WORK INSTRUCTIONS:
Take every line from the material that has the word "values" in it.

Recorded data
= = = =

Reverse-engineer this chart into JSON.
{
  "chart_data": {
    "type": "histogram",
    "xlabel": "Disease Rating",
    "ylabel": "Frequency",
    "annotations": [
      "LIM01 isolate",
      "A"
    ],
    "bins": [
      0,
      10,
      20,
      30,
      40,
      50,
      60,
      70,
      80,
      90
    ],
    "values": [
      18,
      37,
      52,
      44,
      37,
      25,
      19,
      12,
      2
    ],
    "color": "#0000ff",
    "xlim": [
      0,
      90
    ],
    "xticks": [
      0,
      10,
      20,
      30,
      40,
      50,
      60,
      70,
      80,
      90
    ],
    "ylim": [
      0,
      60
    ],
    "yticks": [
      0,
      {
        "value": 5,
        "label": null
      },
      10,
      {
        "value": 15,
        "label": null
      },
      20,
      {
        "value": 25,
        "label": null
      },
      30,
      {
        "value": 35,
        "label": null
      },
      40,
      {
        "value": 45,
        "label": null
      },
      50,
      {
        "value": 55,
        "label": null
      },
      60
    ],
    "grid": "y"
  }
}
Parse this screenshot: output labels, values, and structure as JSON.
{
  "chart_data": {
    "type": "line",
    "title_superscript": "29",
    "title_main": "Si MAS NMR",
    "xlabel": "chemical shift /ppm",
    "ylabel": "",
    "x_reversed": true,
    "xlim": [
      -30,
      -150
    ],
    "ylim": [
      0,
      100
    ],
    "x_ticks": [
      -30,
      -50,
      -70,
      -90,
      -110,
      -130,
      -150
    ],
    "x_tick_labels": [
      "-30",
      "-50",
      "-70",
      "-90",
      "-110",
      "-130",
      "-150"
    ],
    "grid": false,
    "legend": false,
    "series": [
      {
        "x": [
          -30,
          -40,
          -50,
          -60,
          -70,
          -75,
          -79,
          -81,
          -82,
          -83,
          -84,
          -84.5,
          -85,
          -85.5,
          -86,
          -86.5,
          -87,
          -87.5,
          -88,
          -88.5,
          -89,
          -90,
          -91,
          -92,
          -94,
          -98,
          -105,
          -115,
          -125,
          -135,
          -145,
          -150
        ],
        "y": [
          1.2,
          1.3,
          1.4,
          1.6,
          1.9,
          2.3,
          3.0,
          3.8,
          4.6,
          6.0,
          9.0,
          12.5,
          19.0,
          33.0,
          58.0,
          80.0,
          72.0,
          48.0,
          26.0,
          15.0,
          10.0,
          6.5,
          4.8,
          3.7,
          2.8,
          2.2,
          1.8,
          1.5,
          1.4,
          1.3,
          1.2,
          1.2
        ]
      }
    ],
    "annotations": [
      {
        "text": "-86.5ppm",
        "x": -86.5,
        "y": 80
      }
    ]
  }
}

= = = =

THE RESPONSE:
    "values": [
Parse this screenshot: output labels, values, and structure as JSON.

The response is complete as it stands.